▸ To do:
Every entry must be duplicated precisely as written.
---
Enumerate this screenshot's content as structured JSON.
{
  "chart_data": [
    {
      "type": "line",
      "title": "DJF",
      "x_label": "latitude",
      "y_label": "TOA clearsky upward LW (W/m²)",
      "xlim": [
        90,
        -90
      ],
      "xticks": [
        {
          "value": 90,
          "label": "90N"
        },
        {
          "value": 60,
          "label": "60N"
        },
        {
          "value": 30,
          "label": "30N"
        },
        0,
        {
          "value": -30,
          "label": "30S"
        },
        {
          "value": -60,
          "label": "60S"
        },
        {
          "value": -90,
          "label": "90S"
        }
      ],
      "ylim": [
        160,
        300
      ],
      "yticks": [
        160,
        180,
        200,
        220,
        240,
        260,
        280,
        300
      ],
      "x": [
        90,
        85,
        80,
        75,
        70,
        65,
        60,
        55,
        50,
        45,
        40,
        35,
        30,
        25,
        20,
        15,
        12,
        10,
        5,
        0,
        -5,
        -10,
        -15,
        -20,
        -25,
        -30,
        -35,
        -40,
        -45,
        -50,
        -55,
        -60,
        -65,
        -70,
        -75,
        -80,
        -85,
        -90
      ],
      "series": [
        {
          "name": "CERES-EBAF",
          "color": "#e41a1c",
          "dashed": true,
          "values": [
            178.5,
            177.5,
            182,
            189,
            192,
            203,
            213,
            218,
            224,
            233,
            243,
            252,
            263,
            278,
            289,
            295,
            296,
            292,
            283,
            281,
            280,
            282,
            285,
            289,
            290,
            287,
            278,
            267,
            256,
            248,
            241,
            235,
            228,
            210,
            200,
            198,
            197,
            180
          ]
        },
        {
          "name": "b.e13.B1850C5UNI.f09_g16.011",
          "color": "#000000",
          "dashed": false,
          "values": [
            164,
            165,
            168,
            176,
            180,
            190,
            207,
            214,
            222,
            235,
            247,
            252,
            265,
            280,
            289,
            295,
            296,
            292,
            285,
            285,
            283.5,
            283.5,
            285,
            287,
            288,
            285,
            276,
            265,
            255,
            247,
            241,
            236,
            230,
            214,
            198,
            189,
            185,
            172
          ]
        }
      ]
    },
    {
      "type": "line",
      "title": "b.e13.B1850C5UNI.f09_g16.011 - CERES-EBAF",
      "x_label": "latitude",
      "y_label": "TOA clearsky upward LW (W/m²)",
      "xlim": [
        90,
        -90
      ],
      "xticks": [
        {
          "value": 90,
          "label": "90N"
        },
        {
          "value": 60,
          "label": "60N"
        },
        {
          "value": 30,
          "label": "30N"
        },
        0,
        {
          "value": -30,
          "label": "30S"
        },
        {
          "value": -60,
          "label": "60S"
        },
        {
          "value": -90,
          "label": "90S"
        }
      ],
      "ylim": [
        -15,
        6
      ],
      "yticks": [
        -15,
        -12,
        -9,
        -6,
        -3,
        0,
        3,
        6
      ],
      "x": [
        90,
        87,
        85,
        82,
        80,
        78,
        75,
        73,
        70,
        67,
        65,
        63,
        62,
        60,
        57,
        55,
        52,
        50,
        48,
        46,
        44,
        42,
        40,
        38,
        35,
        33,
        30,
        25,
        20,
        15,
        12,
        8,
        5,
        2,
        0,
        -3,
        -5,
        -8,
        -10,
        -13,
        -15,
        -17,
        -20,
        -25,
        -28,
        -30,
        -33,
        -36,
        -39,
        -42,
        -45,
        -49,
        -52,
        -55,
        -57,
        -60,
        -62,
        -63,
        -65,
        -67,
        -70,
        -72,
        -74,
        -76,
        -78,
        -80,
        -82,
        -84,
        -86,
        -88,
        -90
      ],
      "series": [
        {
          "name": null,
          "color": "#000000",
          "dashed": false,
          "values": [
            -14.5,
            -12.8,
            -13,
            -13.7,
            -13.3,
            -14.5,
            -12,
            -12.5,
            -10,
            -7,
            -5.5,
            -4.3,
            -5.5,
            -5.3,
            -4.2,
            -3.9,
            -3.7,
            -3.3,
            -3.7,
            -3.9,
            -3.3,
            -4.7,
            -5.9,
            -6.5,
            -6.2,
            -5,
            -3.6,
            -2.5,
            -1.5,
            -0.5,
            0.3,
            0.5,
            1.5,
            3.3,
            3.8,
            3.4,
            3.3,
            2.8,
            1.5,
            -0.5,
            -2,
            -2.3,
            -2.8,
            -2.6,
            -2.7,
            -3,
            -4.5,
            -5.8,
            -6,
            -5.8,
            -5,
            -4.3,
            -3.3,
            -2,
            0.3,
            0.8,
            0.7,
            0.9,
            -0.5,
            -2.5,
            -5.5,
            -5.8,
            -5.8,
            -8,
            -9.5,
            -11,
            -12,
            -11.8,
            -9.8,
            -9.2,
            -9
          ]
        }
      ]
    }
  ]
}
---
▸ Finished task:
Enumerate this screenshot's content as structured JSON.
{
  "chart_data": [
    {
      "type": "line",
      "title": "DJF",
      "x_label": "latitude",
      "y_label": "TOA clearsky upward LW (W/m²)",
      "xlim": [
        90,
        -90
      ],
      "xticks": [
        {
          "value": 90,
          "label": "90N"
        },
        {
          "value": 60,
          "label": "60N"
        },
        {
          "value": 30,
          "label": "30N"
        },
        0,
        {
          "value": -30,
          "label": "30S"
        },
        {
          "value": -60,
          "label": "60S"
        },
        {
          "value": -90,
          "label": "90S"
        }
      ],
      "ylim": [
        160,
        300
      ],
      "yticks": [
        160,
        180,
        200,
        220,
        240,
        260,
        280,
        300
      ],
      "x": [
        90,
        85,
        80,
        75,
        70,
        65,
        60,
        55,
        50,
        45,
        40,
        35,
        30,
        25,
        20,
        15,
        12,
        10,
        5,
        0,
        -5,
        -10,
        -15,
        -20,
        -25,
        -30,
        -35,
        -40,
        -45,
        -50,
        -55,
        -60,
        -65,
        -70,
        -75,
        -80,
        -85,
        -90
      ],
      "series": [
        {
          "name": "CERES-EBAF",
          "color": "#e41a1c",
          "dashed": true,
          "values": [
            178.5,
            177.5,
            182,
            189,
            192,
            203,
            213,
            218,
            224,
            233,
            243,
            252,
            263,
            278,
            289,
            295,
            296,
            292,
            283,
            281,
            280,
            282,
            285,
            289,
            290,
            287,
            278,
            267,
            256,
            248,
            241,
            235,
            228,
            210,
            200,
            198,
            197,
            180
          ]
        },
        {
          "name": "b.e13.B1850C5UNI.f09_g16.011",
          "color": "#000000",
          "dashed": false,
          "values": [
            164,
            165,
            168,
            176,
            180,
            190,
            207,
            214,
            222,
            235,
            247,
            252,
            265,
            280,
            289,
            295,
            296,
            292,
            285,
            285,
            283.5,
            283.5,
            285,
            287,
            288,
            285,
            276,
            265,
            255,
            247,
            241,
            236,
            230,
            214,
            198,
            189,
            185,
            172
          ]
        }
      ]
    },
    {
      "type": "line",
      "title": "b.e13.B1850C5UNI.f09_g16.011 - CERES-EBAF",
      "x_label": "latitude",
      "y_label": "TOA clearsky upward LW (W/m²)",
      "xlim": [
        90,
        -90
      ],
      "xticks": [
        {
          "value": 90,
          "label": "90N"
        },
        {
          "value": 60,
          "label": "60N"
        },
        {
          "value": 30,
          "label": "30N"
        },
        0,
        {
          "value": -30,
          "label": "30S"
        },
        {
          "value": -60,
          "label": "60S"
        },
        {
          "value": -90,
          "label": "90S"
        }
      ],
      "ylim": [
        -15,
        6
      ],
      "yticks": [
        -15,
        -12,
        -9,
        -6,
        -3,
        0,
        3,
        6
      ],
      "x": [
        90,
        87,
        85,
        82,
        80,
        78,
        75,
        73,
        70,
        67,
        65,
        63,
        62,
        60,
        57,
        55,
        52,
        50,
        48,
        46,
        44,
        42,
        40,
        38,
        35,
        33,
        30,
        25,
        20,
        15,
        12,
        8,
        5,
        2,
        0,
        -3,
        -5,
        -8,
        -10,
        -13,
        -15,
        -17,
        -20,
        -25,
        -28,
        -30,
        -33,
        -36,
        -39,
        -42,
        -45,
        -49,
        -52,
        -55,
        -57,
        -60,
        -62,
        -63,
        -65,
        -67,
        -70,
        -72,
        -74,
        -76,
        -78,
        -80,
        -82,
        -84,
        -86,
        -88,
        -90
      ],
      "series": [
        {
          "name": null,
          "color": "#000000",
          "dashed": false,
          "values": [
            -14.5,
            -12.8,
            -13,
            -13.7,
            -13.3,
            -14.5,
            -12,
            -12.5,
            -10,
            -7,
            -5.5,
            -4.3,
            -5.5,
            -5.3,
            -4.2,
            -3.9,
            -3.7,
            -3.3,
            -3.7,
            -3.9,
            -3.3,
            -4.7,
            -5.9,
            -6.5,
            -6.2,
            -5,
            -3.6,
            -2.5,
            -1.5,
            -0.5,
            0.3,
            0.5,
            1.5,
            3.3,
            3.8,
            3.4,
            3.3,
            2.8,
            1.5,
            -0.5,
            -2,
            -2.3,
            -2.8,
            -2.6,
            -2.7,
            -3,
            -4.5,
            -5.8,
            -6,
            -5.8,
            -5,
            -4.3,
            -3.3,
            -2,
            0.3,
            0.8,
            0.7,
            0.9,
            -0.5,
            -2.5,
            -5.5,
            -5.8,
            -5.8,
            -8,
            -9.5,
            -11,
            -12,
            -11.8,
            -9.8,
            -9.2,
            -9
          ]
        }
      ]
    }
  ]
}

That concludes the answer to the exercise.